### WHAT TO WORK ON
Copy every record below exactly as written, but leave out the pictures.

(Extracted data entries)
++++
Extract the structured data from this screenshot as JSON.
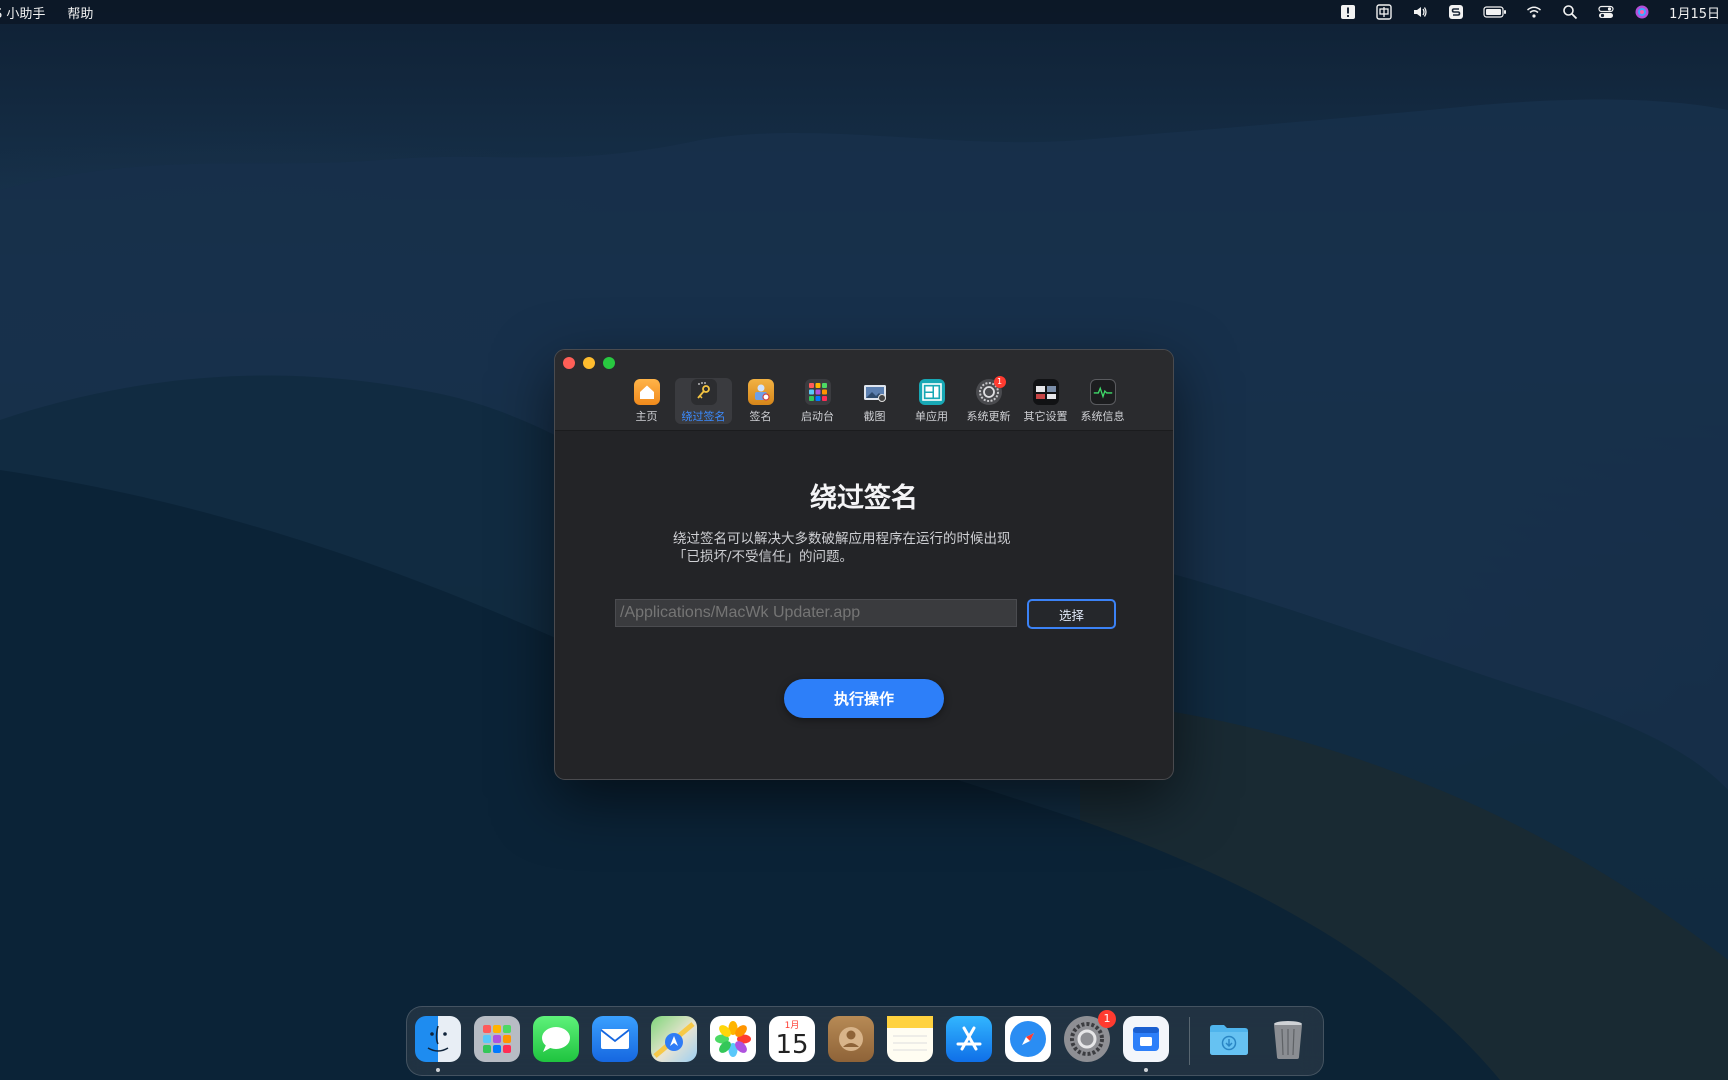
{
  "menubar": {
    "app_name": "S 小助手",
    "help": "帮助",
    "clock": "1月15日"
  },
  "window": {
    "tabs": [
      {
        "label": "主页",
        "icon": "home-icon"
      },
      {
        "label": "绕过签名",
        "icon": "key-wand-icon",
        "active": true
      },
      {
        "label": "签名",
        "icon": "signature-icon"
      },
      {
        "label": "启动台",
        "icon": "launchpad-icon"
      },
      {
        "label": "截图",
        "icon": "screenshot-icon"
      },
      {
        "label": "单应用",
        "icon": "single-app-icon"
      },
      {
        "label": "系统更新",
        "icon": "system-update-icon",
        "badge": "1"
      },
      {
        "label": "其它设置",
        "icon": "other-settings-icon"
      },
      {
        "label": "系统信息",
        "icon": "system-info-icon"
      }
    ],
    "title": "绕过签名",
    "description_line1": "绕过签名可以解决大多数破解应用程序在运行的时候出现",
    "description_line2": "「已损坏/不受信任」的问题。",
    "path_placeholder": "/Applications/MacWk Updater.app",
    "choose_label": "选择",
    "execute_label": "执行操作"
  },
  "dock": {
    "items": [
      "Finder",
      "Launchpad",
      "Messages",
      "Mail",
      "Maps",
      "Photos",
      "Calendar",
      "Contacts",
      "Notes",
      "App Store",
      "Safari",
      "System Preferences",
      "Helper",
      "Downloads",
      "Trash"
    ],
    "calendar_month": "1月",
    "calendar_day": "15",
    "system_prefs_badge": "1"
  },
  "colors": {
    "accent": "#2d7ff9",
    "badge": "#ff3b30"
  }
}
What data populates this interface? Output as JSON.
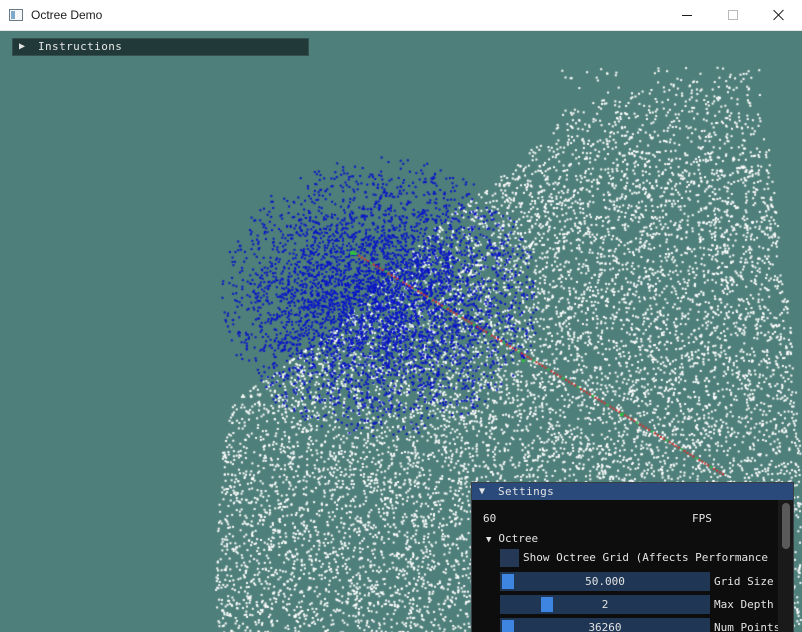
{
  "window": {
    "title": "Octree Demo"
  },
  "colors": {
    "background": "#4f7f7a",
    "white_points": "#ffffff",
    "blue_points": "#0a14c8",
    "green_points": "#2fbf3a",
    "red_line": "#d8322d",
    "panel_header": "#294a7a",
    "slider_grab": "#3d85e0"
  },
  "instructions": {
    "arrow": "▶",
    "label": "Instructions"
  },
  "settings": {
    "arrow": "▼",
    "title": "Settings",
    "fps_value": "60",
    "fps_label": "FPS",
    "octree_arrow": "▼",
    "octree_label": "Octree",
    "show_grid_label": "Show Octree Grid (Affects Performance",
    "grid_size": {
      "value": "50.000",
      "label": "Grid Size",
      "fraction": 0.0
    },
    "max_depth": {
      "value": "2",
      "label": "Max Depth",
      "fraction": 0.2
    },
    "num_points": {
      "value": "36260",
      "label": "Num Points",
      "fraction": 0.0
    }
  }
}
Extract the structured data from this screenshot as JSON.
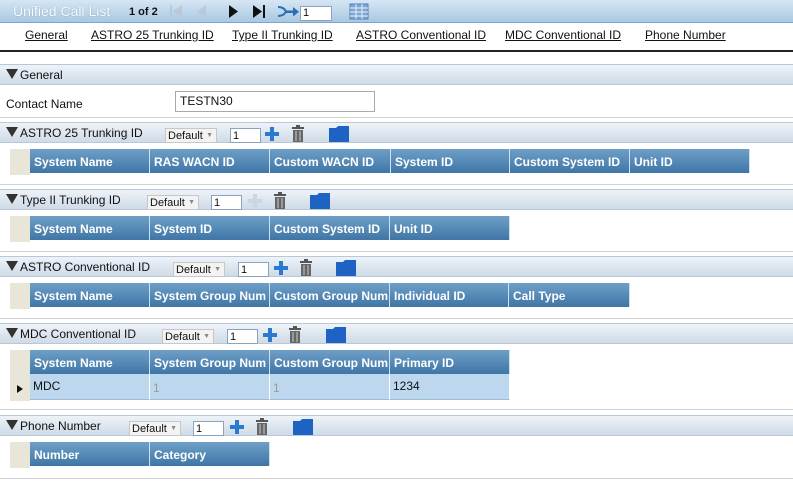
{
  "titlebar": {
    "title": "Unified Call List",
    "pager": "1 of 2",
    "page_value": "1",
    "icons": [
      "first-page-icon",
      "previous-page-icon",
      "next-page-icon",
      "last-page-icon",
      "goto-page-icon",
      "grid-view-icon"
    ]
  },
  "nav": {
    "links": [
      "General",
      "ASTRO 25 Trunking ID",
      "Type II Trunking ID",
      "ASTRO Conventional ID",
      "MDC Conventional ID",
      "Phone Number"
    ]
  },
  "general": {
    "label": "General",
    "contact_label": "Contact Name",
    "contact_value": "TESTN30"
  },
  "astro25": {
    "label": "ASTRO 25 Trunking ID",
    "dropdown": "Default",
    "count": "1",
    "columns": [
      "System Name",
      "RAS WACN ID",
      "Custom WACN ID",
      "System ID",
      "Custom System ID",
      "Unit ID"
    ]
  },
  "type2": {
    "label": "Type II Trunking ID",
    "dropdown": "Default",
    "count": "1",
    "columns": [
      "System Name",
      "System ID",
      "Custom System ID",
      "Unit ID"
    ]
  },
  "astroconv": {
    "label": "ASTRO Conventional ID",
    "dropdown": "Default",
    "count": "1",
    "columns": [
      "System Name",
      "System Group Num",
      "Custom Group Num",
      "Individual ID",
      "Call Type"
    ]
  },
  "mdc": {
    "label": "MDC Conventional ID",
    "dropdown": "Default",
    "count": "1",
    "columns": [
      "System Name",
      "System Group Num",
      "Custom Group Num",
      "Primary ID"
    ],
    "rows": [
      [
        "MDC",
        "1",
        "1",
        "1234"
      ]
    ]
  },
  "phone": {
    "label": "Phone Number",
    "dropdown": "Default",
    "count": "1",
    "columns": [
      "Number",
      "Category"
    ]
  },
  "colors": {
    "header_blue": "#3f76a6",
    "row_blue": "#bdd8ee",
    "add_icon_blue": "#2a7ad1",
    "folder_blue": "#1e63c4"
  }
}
++++
### THE SOLUTION
Extract the structured data from this screenshot as JSON.
{
  "menubar": {
    "app_name": "S 小助手",
    "help": "帮助",
    "clock": "1月15日"
  },
  "window": {
    "tabs": [
      {
        "label": "主页",
        "icon": "home-icon"
      },
      {
        "label": "绕过签名",
        "icon": "key-wand-icon",
        "active": true
      },
      {
        "label": "签名",
        "icon": "signature-icon"
      },
      {
        "label": "启动台",
        "icon": "launchpad-icon"
      },
      {
        "label": "截图",
        "icon": "screenshot-icon"
      },
      {
        "label": "单应用",
        "icon": "single-app-icon"
      },
      {
        "label": "系统更新",
        "icon": "system-update-icon",
        "badge": "1"
      },
      {
        "label": "其它设置",
        "icon": "other-settings-icon"
      },
      {
        "label": "系统信息",
        "icon": "system-info-icon"
      }
    ],
    "title": "绕过签名",
    "description_line1": "绕过签名可以解决大多数破解应用程序在运行的时候出现",
    "description_line2": "「已损坏/不受信任」的问题。",
    "path_placeholder": "/Applications/MacWk Updater.app",
    "choose_label": "选择",
    "execute_label": "执行操作"
  },
  "dock": {
    "items": [
      "Finder",
      "Launchpad",
      "Messages",
      "Mail",
      "Maps",
      "Photos",
      "Calendar",
      "Contacts",
      "Notes",
      "App Store",
      "Safari",
      "System Preferences",
      "Helper",
      "Downloads",
      "Trash"
    ],
    "calendar_month": "1月",
    "calendar_day": "15",
    "system_prefs_badge": "1"
  },
  "colors": {
    "accent": "#2d7ff9",
    "badge": "#ff3b30"
  }
}
What data populates this interface? Output as JSON.
{
  "window": {
    "title": "Octree Demo"
  },
  "colors": {
    "background": "#4f7f7a",
    "white_points": "#ffffff",
    "blue_points": "#0a14c8",
    "green_points": "#2fbf3a",
    "red_line": "#d8322d",
    "panel_header": "#294a7a",
    "slider_grab": "#3d85e0"
  },
  "instructions": {
    "arrow": "▶",
    "label": "Instructions"
  },
  "settings": {
    "arrow": "▼",
    "title": "Settings",
    "fps_value": "60",
    "fps_label": "FPS",
    "octree_arrow": "▼",
    "octree_label": "Octree",
    "show_grid_label": "Show Octree Grid (Affects Performance",
    "grid_size": {
      "value": "50.000",
      "label": "Grid Size",
      "fraction": 0.0
    },
    "max_depth": {
      "value": "2",
      "label": "Max Depth",
      "fraction": 0.2
    },
    "num_points": {
      "value": "36260",
      "label": "Num Points",
      "fraction": 0.0
    }
  }
}
Extract the structured data from this screenshot as JSON.
{
  "titlebar": {
    "title": "Unified Call List",
    "pager": "1 of 2",
    "page_value": "1",
    "icons": [
      "first-page-icon",
      "previous-page-icon",
      "next-page-icon",
      "last-page-icon",
      "goto-page-icon",
      "grid-view-icon"
    ]
  },
  "nav": {
    "links": [
      "General",
      "ASTRO 25 Trunking ID",
      "Type II Trunking ID",
      "ASTRO Conventional ID",
      "MDC Conventional ID",
      "Phone Number"
    ]
  },
  "general": {
    "label": "General",
    "contact_label": "Contact Name",
    "contact_value": "TESTN30"
  },
  "astro25": {
    "label": "ASTRO 25 Trunking ID",
    "dropdown": "Default",
    "count": "1",
    "columns": [
      "System Name",
      "RAS WACN ID",
      "Custom WACN ID",
      "System ID",
      "Custom System ID",
      "Unit ID"
    ]
  },
  "type2": {
    "label": "Type II Trunking ID",
    "dropdown": "Default",
    "count": "1",
    "columns": [
      "System Name",
      "System ID",
      "Custom System ID",
      "Unit ID"
    ]
  },
  "astroconv": {
    "label": "ASTRO Conventional ID",
    "dropdown": "Default",
    "count": "1",
    "columns": [
      "System Name",
      "System Group Num",
      "Custom Group Num",
      "Individual ID",
      "Call Type"
    ]
  },
  "mdc": {
    "label": "MDC Conventional ID",
    "dropdown": "Default",
    "count": "1",
    "columns": [
      "System Name",
      "System Group Num",
      "Custom Group Num",
      "Primary ID"
    ],
    "rows": [
      [
        "MDC",
        "1",
        "1",
        "1234"
      ]
    ]
  },
  "phone": {
    "label": "Phone Number",
    "dropdown": "Default",
    "count": "1",
    "columns": [
      "Number",
      "Category"
    ]
  },
  "colors": {
    "header_blue": "#3f76a6",
    "row_blue": "#bdd8ee",
    "add_icon_blue": "#2a7ad1",
    "folder_blue": "#1e63c4"
  }
}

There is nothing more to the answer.